What this task involves: Return the complete listing that follows, with each line reproduced exactly.

--- Start Extracted material ---

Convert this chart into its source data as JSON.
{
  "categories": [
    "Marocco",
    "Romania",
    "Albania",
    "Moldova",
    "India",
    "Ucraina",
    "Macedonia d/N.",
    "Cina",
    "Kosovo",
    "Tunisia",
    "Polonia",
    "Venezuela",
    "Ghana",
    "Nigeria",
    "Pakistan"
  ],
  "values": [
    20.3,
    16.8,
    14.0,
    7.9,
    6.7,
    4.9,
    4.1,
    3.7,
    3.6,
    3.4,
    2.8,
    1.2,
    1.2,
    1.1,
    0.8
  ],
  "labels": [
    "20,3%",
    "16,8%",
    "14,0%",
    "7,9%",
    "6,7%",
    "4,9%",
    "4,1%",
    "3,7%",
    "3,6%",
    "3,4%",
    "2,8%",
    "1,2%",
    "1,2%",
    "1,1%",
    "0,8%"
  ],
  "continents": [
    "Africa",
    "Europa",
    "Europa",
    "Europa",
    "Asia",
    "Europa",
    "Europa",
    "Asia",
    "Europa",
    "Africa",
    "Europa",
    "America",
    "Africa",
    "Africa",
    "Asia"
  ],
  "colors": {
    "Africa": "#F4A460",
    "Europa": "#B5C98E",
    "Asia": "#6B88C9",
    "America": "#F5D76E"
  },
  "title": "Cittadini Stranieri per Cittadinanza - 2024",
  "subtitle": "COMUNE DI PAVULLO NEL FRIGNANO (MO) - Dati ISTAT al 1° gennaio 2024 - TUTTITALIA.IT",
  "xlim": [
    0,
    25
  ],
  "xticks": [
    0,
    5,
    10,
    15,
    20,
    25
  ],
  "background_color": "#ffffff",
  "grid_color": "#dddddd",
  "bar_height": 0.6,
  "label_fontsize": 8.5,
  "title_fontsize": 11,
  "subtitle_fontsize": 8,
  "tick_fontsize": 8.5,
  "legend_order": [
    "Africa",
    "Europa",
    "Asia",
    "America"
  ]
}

--- End Extracted material ---

Full solution:
Convert this chart into its source data as JSON.
{
  "categories": [
    "Marocco",
    "Romania",
    "Albania",
    "Moldova",
    "India",
    "Ucraina",
    "Macedonia d/N.",
    "Cina",
    "Kosovo",
    "Tunisia",
    "Polonia",
    "Venezuela",
    "Ghana",
    "Nigeria",
    "Pakistan"
  ],
  "values": [
    20.3,
    16.8,
    14.0,
    7.9,
    6.7,
    4.9,
    4.1,
    3.7,
    3.6,
    3.4,
    2.8,
    1.2,
    1.2,
    1.1,
    0.8
  ],
  "labels": [
    "20,3%",
    "16,8%",
    "14,0%",
    "7,9%",
    "6,7%",
    "4,9%",
    "4,1%",
    "3,7%",
    "3,6%",
    "3,4%",
    "2,8%",
    "1,2%",
    "1,2%",
    "1,1%",
    "0,8%"
  ],
  "continents": [
    "Africa",
    "Europa",
    "Europa",
    "Europa",
    "Asia",
    "Europa",
    "Europa",
    "Asia",
    "Europa",
    "Africa",
    "Europa",
    "America",
    "Africa",
    "Africa",
    "Asia"
  ],
  "colors": {
    "Africa": "#F4A460",
    "Europa": "#B5C98E",
    "Asia": "#6B88C9",
    "America": "#F5D76E"
  },
  "title": "Cittadini Stranieri per Cittadinanza - 2024",
  "subtitle": "COMUNE DI PAVULLO NEL FRIGNANO (MO) - Dati ISTAT al 1° gennaio 2024 - TUTTITALIA.IT",
  "xlim": [
    0,
    25
  ],
  "xticks": [
    0,
    5,
    10,
    15,
    20,
    25
  ],
  "background_color": "#ffffff",
  "grid_color": "#dddddd",
  "bar_height": 0.6,
  "label_fontsize": 8.5,
  "title_fontsize": 11,
  "subtitle_fontsize": 8,
  "tick_fontsize": 8.5,
  "legend_order": [
    "Africa",
    "Europa",
    "Asia",
    "America"
  ]
}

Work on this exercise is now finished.